— Supplied material —
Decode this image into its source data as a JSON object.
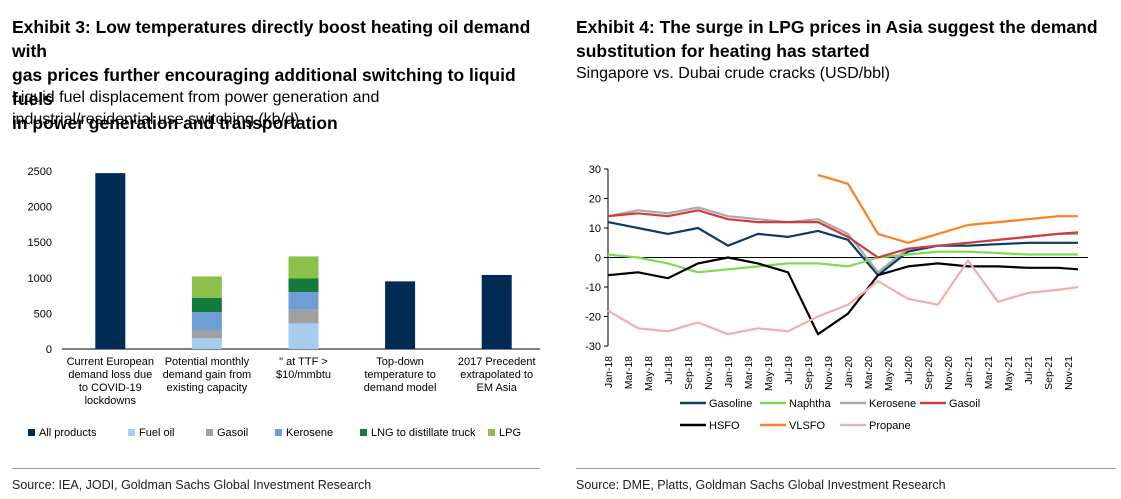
{
  "left": {
    "title_lines": [
      "Exhibit 3: Low temperatures directly boost heating oil demand with",
      "gas prices further encouraging additional switching to liquid fuels",
      "in power generation and transportation"
    ],
    "subtitle_lines": [
      "Liquid fuel displacement from power generation and",
      "industrial/residential use switching (kb/d)"
    ],
    "source": "Source: IEA, JODI, Goldman Sachs Global Investment Research"
  },
  "right": {
    "title_lines": [
      "Exhibit 4: The surge in LPG prices in Asia suggest the demand",
      "substitution for heating has started"
    ],
    "subtitle_lines": [
      "Singapore vs. Dubai crude cracks (USD/bbl)"
    ],
    "source": "Source: DME, Platts, Goldman Sachs Global Investment Research"
  },
  "chart_data": [
    {
      "type": "bar",
      "stacked": true,
      "title": "",
      "xlabel": "",
      "ylabel": "",
      "ylim": [
        0,
        2500
      ],
      "yticks": [
        0,
        500,
        1000,
        1500,
        2000,
        2500
      ],
      "grid": false,
      "legend_position": "bottom",
      "categories": [
        [
          "Current European",
          "demand loss due",
          "to COVID-19",
          "lockdowns"
        ],
        [
          "Potential monthly",
          "demand gain from",
          "existing capacity"
        ],
        [
          "\" at TTF >",
          "$10/mmbtu"
        ],
        [
          "Top-down",
          "temperature to",
          "demand model"
        ],
        [
          "2017 Precedent",
          "extrapolated to",
          "EM Asia"
        ]
      ],
      "series": [
        {
          "name": "All products",
          "color": "#002b54",
          "values": [
            2470,
            0,
            0,
            950,
            1040
          ]
        },
        {
          "name": "Fuel oil",
          "color": "#a6cdf0",
          "values": [
            0,
            150,
            360,
            0,
            0
          ]
        },
        {
          "name": "Gasoil",
          "color": "#a0a0a0",
          "values": [
            0,
            110,
            190,
            0,
            0
          ]
        },
        {
          "name": "Kerosene",
          "color": "#6f9ed6",
          "values": [
            0,
            260,
            250,
            0,
            0
          ]
        },
        {
          "name": "LNG to distillate truck",
          "color": "#127a3d",
          "values": [
            0,
            200,
            190,
            0,
            0
          ]
        },
        {
          "name": "LPG",
          "color": "#8cc04a",
          "values": [
            0,
            300,
            310,
            0,
            0
          ]
        }
      ]
    },
    {
      "type": "line",
      "title": "",
      "xlabel": "",
      "ylabel": "",
      "ylim": [
        -30,
        30
      ],
      "yticks": [
        -30,
        -20,
        -10,
        0,
        10,
        20,
        30
      ],
      "grid": false,
      "legend_position": "bottom",
      "x_tick_labels": [
        "Jan-18",
        "Mar-18",
        "May-18",
        "Jul-18",
        "Sep-18",
        "Nov-18",
        "Jan-19",
        "Mar-19",
        "May-19",
        "Jul-19",
        "Sep-19",
        "Nov-19",
        "Jan-20",
        "Mar-20",
        "May-20",
        "Jul-20",
        "Sep-20",
        "Nov-20",
        "Jan-21",
        "Mar-21",
        "May-21",
        "Jul-21",
        "Sep-21",
        "Nov-21"
      ],
      "x": [
        "Jan-18",
        "Apr-18",
        "Jul-18",
        "Oct-18",
        "Jan-19",
        "Apr-19",
        "Jul-19",
        "Oct-19",
        "Jan-20",
        "Apr-20",
        "Jul-20",
        "Oct-20",
        "Jan-21",
        "Apr-21",
        "Jul-21",
        "Oct-21",
        "Dec-21"
      ],
      "series": [
        {
          "name": "Gasoline",
          "color": "#0b3c64",
          "values": [
            12,
            10,
            8,
            10,
            4,
            8,
            7,
            9,
            6,
            -6,
            2,
            4,
            4,
            4.5,
            5,
            5,
            5
          ]
        },
        {
          "name": "Naphtha",
          "color": "#7ed957",
          "values": [
            1,
            0,
            -2,
            -5,
            -4,
            -3,
            -2,
            -2,
            -3,
            0,
            1,
            2,
            2,
            1.5,
            1,
            1,
            1
          ]
        },
        {
          "name": "Kerosene",
          "color": "#a9a9a9",
          "values": [
            14,
            16,
            15,
            17,
            14,
            13,
            12,
            13,
            8,
            -5,
            3,
            4,
            5,
            6,
            7,
            8,
            8
          ]
        },
        {
          "name": "Gasoil",
          "color": "#d13b3b",
          "values": [
            14,
            15,
            14,
            16,
            13,
            12,
            12,
            12,
            7,
            0,
            3,
            4,
            5,
            6,
            7,
            8,
            8.5
          ]
        },
        {
          "name": "HSFO",
          "color": "#000000",
          "values": [
            -6,
            -5,
            -7,
            -2,
            0,
            -2,
            -5,
            -26,
            -19,
            -6,
            -3,
            -2,
            -3,
            -3,
            -3.5,
            -3.5,
            -4
          ]
        },
        {
          "name": "VLSFO",
          "color": "#ff7f1e",
          "values": [
            null,
            null,
            null,
            null,
            null,
            null,
            null,
            28,
            25,
            8,
            5,
            8,
            11,
            12,
            13,
            14,
            14
          ]
        },
        {
          "name": "Propane",
          "color": "#f3adad",
          "values": [
            -18,
            -24,
            -25,
            -22,
            -26,
            -24,
            -25,
            -20,
            -16,
            -8,
            -14,
            -16,
            -1,
            -15,
            -12,
            -11,
            -10
          ]
        }
      ]
    }
  ]
}
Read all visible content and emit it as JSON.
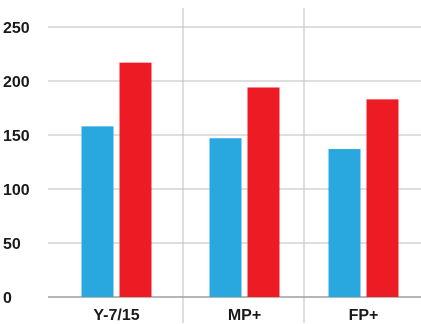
{
  "chart_data": {
    "type": "bar",
    "title": "",
    "xlabel": "",
    "ylabel": "",
    "categories": [
      "Y-7/15",
      "MP+",
      "FP+"
    ],
    "series": [
      {
        "color": "#29a8e0",
        "values": [
          158,
          147,
          137
        ]
      },
      {
        "color": "#ed1c24",
        "values": [
          217,
          194,
          183
        ]
      }
    ],
    "ylim": [
      0,
      250
    ],
    "yticks": [
      0,
      50,
      100,
      150,
      200,
      250
    ],
    "grid": true,
    "gridline_color": "#bdbdbd",
    "legend": "none"
  }
}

— Exercise —
Locate "Read all visible content and emit it as JSON." in the listing above, then print exactly the lines from that line through the final one, omitting all pictures.

— Answer below —
Read all visible content and emit it as JSON.
{
  "chart_data": {
    "type": "bar",
    "title": "",
    "xlabel": "",
    "ylabel": "",
    "categories": [
      "Y-7/15",
      "MP+",
      "FP+"
    ],
    "series": [
      {
        "color": "#29a8e0",
        "values": [
          158,
          147,
          137
        ]
      },
      {
        "color": "#ed1c24",
        "values": [
          217,
          194,
          183
        ]
      }
    ],
    "ylim": [
      0,
      250
    ],
    "yticks": [
      0,
      50,
      100,
      150,
      200,
      250
    ],
    "grid": true,
    "gridline_color": "#bdbdbd",
    "legend": "none"
  }
}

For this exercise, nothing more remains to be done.